TASK DETAILS
Set down the material below word for word, excluding the pictures.

Data entries
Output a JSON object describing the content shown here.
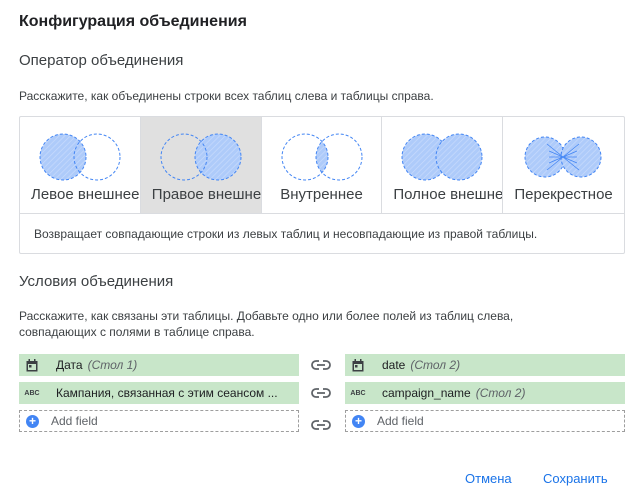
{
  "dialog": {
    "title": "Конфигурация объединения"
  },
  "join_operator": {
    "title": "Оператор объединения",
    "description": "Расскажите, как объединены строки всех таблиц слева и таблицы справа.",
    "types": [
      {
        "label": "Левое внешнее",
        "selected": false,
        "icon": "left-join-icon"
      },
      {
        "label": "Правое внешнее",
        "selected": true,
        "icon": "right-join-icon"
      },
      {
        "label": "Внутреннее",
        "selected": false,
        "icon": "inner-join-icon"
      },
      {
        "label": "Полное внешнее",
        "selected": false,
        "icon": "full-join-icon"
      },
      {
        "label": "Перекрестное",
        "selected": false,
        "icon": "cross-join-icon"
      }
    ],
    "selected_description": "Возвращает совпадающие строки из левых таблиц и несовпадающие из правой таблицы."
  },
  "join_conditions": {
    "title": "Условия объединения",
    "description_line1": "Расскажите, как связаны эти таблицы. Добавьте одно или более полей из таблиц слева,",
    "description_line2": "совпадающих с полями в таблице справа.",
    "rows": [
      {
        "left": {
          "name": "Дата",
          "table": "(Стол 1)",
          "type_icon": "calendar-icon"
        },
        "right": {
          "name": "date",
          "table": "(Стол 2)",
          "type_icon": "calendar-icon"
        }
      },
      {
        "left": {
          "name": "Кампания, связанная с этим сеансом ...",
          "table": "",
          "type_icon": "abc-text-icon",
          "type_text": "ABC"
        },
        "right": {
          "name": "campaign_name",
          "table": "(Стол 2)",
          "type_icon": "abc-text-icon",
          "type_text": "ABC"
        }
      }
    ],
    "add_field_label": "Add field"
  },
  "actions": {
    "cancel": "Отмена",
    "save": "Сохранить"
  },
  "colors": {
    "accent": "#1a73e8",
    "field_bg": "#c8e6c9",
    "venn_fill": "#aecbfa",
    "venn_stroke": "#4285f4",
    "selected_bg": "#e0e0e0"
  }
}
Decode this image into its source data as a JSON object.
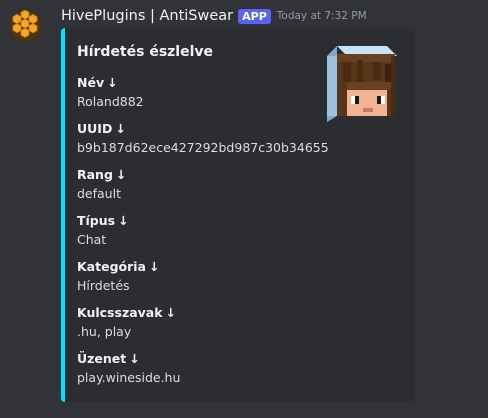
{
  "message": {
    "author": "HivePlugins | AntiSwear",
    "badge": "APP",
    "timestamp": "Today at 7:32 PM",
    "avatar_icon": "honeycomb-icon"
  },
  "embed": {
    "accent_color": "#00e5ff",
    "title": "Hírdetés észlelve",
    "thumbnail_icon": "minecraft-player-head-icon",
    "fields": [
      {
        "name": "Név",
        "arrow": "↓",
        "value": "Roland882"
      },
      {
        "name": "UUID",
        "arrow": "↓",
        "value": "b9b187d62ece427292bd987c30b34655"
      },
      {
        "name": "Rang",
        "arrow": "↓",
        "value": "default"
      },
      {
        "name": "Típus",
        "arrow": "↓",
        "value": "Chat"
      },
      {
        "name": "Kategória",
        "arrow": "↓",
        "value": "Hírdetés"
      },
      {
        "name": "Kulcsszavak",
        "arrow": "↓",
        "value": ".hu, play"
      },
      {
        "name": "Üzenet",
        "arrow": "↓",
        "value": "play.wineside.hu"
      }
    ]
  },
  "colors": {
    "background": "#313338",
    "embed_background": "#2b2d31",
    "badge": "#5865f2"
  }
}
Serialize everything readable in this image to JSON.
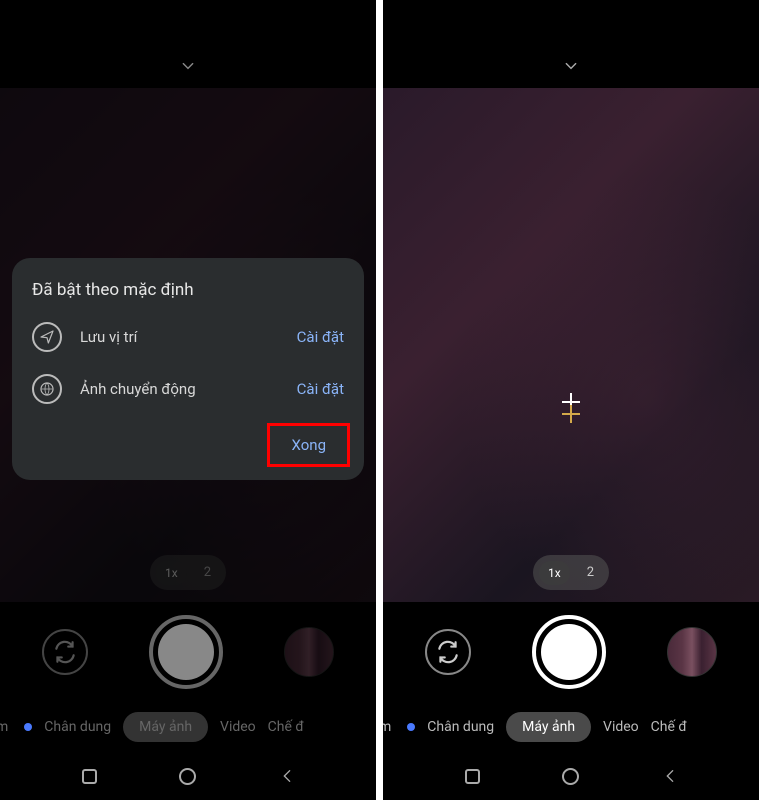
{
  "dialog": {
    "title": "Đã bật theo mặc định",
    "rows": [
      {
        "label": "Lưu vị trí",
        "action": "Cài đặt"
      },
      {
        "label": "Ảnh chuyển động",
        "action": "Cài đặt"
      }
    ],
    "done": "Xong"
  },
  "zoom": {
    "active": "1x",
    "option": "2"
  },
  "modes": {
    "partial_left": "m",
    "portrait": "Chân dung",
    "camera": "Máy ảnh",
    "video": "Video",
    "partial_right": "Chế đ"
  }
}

EXERCISE RESPONSE
Output a JSON object describing the content shown here.
{
  "dialog": {
    "title": "Конфигурация объединения"
  },
  "join_operator": {
    "title": "Оператор объединения",
    "description": "Расскажите, как объединены строки всех таблиц слева и таблицы справа.",
    "types": [
      {
        "label": "Левое внешнее",
        "selected": false,
        "icon": "left-join-icon"
      },
      {
        "label": "Правое внешнее",
        "selected": true,
        "icon": "right-join-icon"
      },
      {
        "label": "Внутреннее",
        "selected": false,
        "icon": "inner-join-icon"
      },
      {
        "label": "Полное внешнее",
        "selected": false,
        "icon": "full-join-icon"
      },
      {
        "label": "Перекрестное",
        "selected": false,
        "icon": "cross-join-icon"
      }
    ],
    "selected_description": "Возвращает совпадающие строки из левых таблиц и несовпадающие из правой таблицы."
  },
  "join_conditions": {
    "title": "Условия объединения",
    "description_line1": "Расскажите, как связаны эти таблицы. Добавьте одно или более полей из таблиц слева,",
    "description_line2": "совпадающих с полями в таблице справа.",
    "rows": [
      {
        "left": {
          "name": "Дата",
          "table": "(Стол 1)",
          "type_icon": "calendar-icon"
        },
        "right": {
          "name": "date",
          "table": "(Стол 2)",
          "type_icon": "calendar-icon"
        }
      },
      {
        "left": {
          "name": "Кампания, связанная с этим сеансом ...",
          "table": "",
          "type_icon": "abc-text-icon",
          "type_text": "ABC"
        },
        "right": {
          "name": "campaign_name",
          "table": "(Стол 2)",
          "type_icon": "abc-text-icon",
          "type_text": "ABC"
        }
      }
    ],
    "add_field_label": "Add field"
  },
  "actions": {
    "cancel": "Отмена",
    "save": "Сохранить"
  },
  "colors": {
    "accent": "#1a73e8",
    "field_bg": "#c8e6c9",
    "venn_fill": "#aecbfa",
    "venn_stroke": "#4285f4",
    "selected_bg": "#e0e0e0"
  }
}
Decode this image into its source data as a JSON object.
{
  "message": {
    "author": "HivePlugins | AntiSwear",
    "badge": "APP",
    "timestamp": "Today at 7:32 PM",
    "avatar_icon": "honeycomb-icon"
  },
  "embed": {
    "accent_color": "#00e5ff",
    "title": "Hírdetés észlelve",
    "thumbnail_icon": "minecraft-player-head-icon",
    "fields": [
      {
        "name": "Név",
        "arrow": "↓",
        "value": "Roland882"
      },
      {
        "name": "UUID",
        "arrow": "↓",
        "value": "b9b187d62ece427292bd987c30b34655"
      },
      {
        "name": "Rang",
        "arrow": "↓",
        "value": "default"
      },
      {
        "name": "Típus",
        "arrow": "↓",
        "value": "Chat"
      },
      {
        "name": "Kategória",
        "arrow": "↓",
        "value": "Hírdetés"
      },
      {
        "name": "Kulcsszavak",
        "arrow": "↓",
        "value": ".hu, play"
      },
      {
        "name": "Üzenet",
        "arrow": "↓",
        "value": "play.wineside.hu"
      }
    ]
  },
  "colors": {
    "background": "#313338",
    "embed_background": "#2b2d31",
    "badge": "#5865f2"
  }
}
Serialize everything readable in this image to JSON.
{
  "dialog": {
    "title": "Đã bật theo mặc định",
    "rows": [
      {
        "label": "Lưu vị trí",
        "action": "Cài đặt"
      },
      {
        "label": "Ảnh chuyển động",
        "action": "Cài đặt"
      }
    ],
    "done": "Xong"
  },
  "zoom": {
    "active": "1x",
    "option": "2"
  },
  "modes": {
    "partial_left": "m",
    "portrait": "Chân dung",
    "camera": "Máy ảnh",
    "video": "Video",
    "partial_right": "Chế đ"
  }
}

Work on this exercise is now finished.